* AIM OF THE EXERCISE
Read the records and write them out again exactly.

* PROVIDED DATA
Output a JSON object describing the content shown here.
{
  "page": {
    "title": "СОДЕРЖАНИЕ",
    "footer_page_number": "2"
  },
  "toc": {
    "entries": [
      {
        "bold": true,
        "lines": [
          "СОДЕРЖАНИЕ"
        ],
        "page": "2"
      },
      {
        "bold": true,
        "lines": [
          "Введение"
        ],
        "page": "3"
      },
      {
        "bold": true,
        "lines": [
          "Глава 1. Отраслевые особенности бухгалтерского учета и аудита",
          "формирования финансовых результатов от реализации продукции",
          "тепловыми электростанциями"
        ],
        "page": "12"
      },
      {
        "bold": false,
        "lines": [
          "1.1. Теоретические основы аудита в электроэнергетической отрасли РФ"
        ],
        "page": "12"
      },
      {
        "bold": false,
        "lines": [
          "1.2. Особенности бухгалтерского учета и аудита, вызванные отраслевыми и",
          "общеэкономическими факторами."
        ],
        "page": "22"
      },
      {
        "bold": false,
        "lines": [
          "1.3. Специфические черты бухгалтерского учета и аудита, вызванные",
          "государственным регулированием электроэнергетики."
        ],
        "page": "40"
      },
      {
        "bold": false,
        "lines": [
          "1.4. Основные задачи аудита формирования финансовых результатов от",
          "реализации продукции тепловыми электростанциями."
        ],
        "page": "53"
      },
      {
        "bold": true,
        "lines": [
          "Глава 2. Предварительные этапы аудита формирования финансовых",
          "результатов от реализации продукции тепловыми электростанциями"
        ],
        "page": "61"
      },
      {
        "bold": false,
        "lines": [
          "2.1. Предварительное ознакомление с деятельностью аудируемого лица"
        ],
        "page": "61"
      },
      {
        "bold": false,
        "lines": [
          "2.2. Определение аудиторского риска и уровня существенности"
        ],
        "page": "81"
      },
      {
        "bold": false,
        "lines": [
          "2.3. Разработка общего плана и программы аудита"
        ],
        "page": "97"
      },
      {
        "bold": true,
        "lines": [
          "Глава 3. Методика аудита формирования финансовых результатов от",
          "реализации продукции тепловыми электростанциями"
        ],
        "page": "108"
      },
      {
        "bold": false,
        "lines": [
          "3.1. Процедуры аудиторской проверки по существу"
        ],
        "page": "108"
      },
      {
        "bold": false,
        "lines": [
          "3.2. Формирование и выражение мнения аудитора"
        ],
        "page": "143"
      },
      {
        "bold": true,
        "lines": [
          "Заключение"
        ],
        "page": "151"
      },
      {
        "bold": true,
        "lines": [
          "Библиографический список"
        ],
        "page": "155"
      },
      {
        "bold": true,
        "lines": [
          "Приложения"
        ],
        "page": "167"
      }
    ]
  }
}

* WORKED SOLUTION
Output a JSON object describing the content shown here.
{
  "page": {
    "title": "СОДЕРЖАНИЕ",
    "footer_page_number": "2"
  },
  "toc": {
    "entries": [
      {
        "bold": true,
        "lines": [
          "СОДЕРЖАНИЕ"
        ],
        "page": "2"
      },
      {
        "bold": true,
        "lines": [
          "Введение"
        ],
        "page": "3"
      },
      {
        "bold": true,
        "lines": [
          "Глава 1. Отраслевые особенности бухгалтерского учета и аудита",
          "формирования финансовых результатов от реализации продукции",
          "тепловыми электростанциями"
        ],
        "page": "12"
      },
      {
        "bold": false,
        "lines": [
          "1.1. Теоретические основы аудита в электроэнергетической отрасли РФ"
        ],
        "page": "12"
      },
      {
        "bold": false,
        "lines": [
          "1.2. Особенности бухгалтерского учета и аудита, вызванные отраслевыми и",
          "общеэкономическими факторами."
        ],
        "page": "22"
      },
      {
        "bold": false,
        "lines": [
          "1.3. Специфические черты бухгалтерского учета и аудита, вызванные",
          "государственным регулированием электроэнергетики."
        ],
        "page": "40"
      },
      {
        "bold": false,
        "lines": [
          "1.4. Основные задачи аудита формирования финансовых результатов от",
          "реализации продукции тепловыми электростанциями."
        ],
        "page": "53"
      },
      {
        "bold": true,
        "lines": [
          "Глава 2. Предварительные этапы аудита формирования финансовых",
          "результатов от реализации продукции тепловыми электростанциями"
        ],
        "page": "61"
      },
      {
        "bold": false,
        "lines": [
          "2.1. Предварительное ознакомление с деятельностью аудируемого лица"
        ],
        "page": "61"
      },
      {
        "bold": false,
        "lines": [
          "2.2. Определение аудиторского риска и уровня существенности"
        ],
        "page": "81"
      },
      {
        "bold": false,
        "lines": [
          "2.3. Разработка общего плана и программы аудита"
        ],
        "page": "97"
      },
      {
        "bold": true,
        "lines": [
          "Глава 3. Методика аудита формирования финансовых результатов от",
          "реализации продукции тепловыми электростанциями"
        ],
        "page": "108"
      },
      {
        "bold": false,
        "lines": [
          "3.1. Процедуры аудиторской проверки по существу"
        ],
        "page": "108"
      },
      {
        "bold": false,
        "lines": [
          "3.2. Формирование и выражение мнения аудитора"
        ],
        "page": "143"
      },
      {
        "bold": true,
        "lines": [
          "Заключение"
        ],
        "page": "151"
      },
      {
        "bold": true,
        "lines": [
          "Библиографический список"
        ],
        "page": "155"
      },
      {
        "bold": true,
        "lines": [
          "Приложения"
        ],
        "page": "167"
      }
    ]
  }
}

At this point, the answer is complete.